►

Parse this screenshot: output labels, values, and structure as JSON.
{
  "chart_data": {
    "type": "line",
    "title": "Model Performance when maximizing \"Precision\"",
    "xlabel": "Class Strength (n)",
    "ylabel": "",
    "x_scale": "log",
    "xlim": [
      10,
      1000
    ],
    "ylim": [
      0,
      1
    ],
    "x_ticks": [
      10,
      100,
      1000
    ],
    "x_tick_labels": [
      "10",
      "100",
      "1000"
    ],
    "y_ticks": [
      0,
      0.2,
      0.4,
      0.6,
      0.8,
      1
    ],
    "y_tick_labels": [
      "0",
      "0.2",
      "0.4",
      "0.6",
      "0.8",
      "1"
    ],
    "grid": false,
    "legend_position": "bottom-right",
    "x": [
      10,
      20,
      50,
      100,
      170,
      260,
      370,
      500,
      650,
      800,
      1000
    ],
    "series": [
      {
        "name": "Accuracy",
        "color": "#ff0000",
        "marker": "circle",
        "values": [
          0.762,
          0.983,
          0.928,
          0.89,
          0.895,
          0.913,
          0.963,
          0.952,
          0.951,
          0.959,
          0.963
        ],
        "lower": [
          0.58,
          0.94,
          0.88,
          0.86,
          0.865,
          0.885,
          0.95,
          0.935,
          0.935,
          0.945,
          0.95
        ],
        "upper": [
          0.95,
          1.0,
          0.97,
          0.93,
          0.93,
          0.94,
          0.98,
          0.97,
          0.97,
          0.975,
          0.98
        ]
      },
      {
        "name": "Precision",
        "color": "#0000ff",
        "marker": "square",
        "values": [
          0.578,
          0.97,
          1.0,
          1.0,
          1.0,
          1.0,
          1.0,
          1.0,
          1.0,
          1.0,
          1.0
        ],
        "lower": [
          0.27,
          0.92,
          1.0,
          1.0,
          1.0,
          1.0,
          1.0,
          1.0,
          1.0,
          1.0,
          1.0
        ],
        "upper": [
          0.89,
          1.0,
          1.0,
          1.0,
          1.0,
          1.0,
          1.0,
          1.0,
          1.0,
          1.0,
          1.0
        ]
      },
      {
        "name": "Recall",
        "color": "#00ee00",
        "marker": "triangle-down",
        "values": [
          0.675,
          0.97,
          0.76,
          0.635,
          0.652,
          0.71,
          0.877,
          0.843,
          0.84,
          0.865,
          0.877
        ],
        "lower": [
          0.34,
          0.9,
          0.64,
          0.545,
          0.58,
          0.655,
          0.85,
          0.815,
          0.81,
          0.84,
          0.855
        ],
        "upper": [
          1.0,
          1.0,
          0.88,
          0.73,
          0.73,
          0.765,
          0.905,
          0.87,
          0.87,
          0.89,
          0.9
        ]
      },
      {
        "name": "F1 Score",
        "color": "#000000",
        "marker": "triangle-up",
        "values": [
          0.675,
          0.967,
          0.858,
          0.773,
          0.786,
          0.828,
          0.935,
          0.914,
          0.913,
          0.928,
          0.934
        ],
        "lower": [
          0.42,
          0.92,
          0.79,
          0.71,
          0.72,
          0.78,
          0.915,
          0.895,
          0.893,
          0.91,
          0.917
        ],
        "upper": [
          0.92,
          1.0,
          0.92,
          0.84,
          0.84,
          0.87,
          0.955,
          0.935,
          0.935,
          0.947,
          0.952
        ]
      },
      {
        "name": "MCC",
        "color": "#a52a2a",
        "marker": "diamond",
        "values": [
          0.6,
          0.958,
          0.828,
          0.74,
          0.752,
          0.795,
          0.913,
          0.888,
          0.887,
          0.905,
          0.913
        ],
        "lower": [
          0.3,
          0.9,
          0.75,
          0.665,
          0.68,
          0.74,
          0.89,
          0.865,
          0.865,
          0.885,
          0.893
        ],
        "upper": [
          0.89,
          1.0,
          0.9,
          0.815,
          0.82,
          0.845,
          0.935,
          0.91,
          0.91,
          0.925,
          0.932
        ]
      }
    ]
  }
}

◄

* Goal of the exercise *
Each line of the material should be echoed exactly.

* Response for this exercise *
Parse this screenshot: output labels, values, and structure as JSON.
{
  "chart_data": {
    "type": "line",
    "title": "Model Performance when maximizing \"Precision\"",
    "xlabel": "Class Strength (n)",
    "ylabel": "",
    "x_scale": "log",
    "xlim": [
      10,
      1000
    ],
    "ylim": [
      0,
      1
    ],
    "x_ticks": [
      10,
      100,
      1000
    ],
    "x_tick_labels": [
      "10",
      "100",
      "1000"
    ],
    "y_ticks": [
      0,
      0.2,
      0.4,
      0.6,
      0.8,
      1
    ],
    "y_tick_labels": [
      "0",
      "0.2",
      "0.4",
      "0.6",
      "0.8",
      "1"
    ],
    "grid": false,
    "legend_position": "bottom-right",
    "x": [
      10,
      20,
      50,
      100,
      170,
      260,
      370,
      500,
      650,
      800,
      1000
    ],
    "series": [
      {
        "name": "Accuracy",
        "color": "#ff0000",
        "marker": "circle",
        "values": [
          0.762,
          0.983,
          0.928,
          0.89,
          0.895,
          0.913,
          0.963,
          0.952,
          0.951,
          0.959,
          0.963
        ],
        "lower": [
          0.58,
          0.94,
          0.88,
          0.86,
          0.865,
          0.885,
          0.95,
          0.935,
          0.935,
          0.945,
          0.95
        ],
        "upper": [
          0.95,
          1.0,
          0.97,
          0.93,
          0.93,
          0.94,
          0.98,
          0.97,
          0.97,
          0.975,
          0.98
        ]
      },
      {
        "name": "Precision",
        "color": "#0000ff",
        "marker": "square",
        "values": [
          0.578,
          0.97,
          1.0,
          1.0,
          1.0,
          1.0,
          1.0,
          1.0,
          1.0,
          1.0,
          1.0
        ],
        "lower": [
          0.27,
          0.92,
          1.0,
          1.0,
          1.0,
          1.0,
          1.0,
          1.0,
          1.0,
          1.0,
          1.0
        ],
        "upper": [
          0.89,
          1.0,
          1.0,
          1.0,
          1.0,
          1.0,
          1.0,
          1.0,
          1.0,
          1.0,
          1.0
        ]
      },
      {
        "name": "Recall",
        "color": "#00ee00",
        "marker": "triangle-down",
        "values": [
          0.675,
          0.97,
          0.76,
          0.635,
          0.652,
          0.71,
          0.877,
          0.843,
          0.84,
          0.865,
          0.877
        ],
        "lower": [
          0.34,
          0.9,
          0.64,
          0.545,
          0.58,
          0.655,
          0.85,
          0.815,
          0.81,
          0.84,
          0.855
        ],
        "upper": [
          1.0,
          1.0,
          0.88,
          0.73,
          0.73,
          0.765,
          0.905,
          0.87,
          0.87,
          0.89,
          0.9
        ]
      },
      {
        "name": "F1 Score",
        "color": "#000000",
        "marker": "triangle-up",
        "values": [
          0.675,
          0.967,
          0.858,
          0.773,
          0.786,
          0.828,
          0.935,
          0.914,
          0.913,
          0.928,
          0.934
        ],
        "lower": [
          0.42,
          0.92,
          0.79,
          0.71,
          0.72,
          0.78,
          0.915,
          0.895,
          0.893,
          0.91,
          0.917
        ],
        "upper": [
          0.92,
          1.0,
          0.92,
          0.84,
          0.84,
          0.87,
          0.955,
          0.935,
          0.935,
          0.947,
          0.952
        ]
      },
      {
        "name": "MCC",
        "color": "#a52a2a",
        "marker": "diamond",
        "values": [
          0.6,
          0.958,
          0.828,
          0.74,
          0.752,
          0.795,
          0.913,
          0.888,
          0.887,
          0.905,
          0.913
        ],
        "lower": [
          0.3,
          0.9,
          0.75,
          0.665,
          0.68,
          0.74,
          0.89,
          0.865,
          0.865,
          0.885,
          0.893
        ],
        "upper": [
          0.89,
          1.0,
          0.9,
          0.815,
          0.82,
          0.845,
          0.935,
          0.91,
          0.91,
          0.925,
          0.932
        ]
      }
    ]
  }
}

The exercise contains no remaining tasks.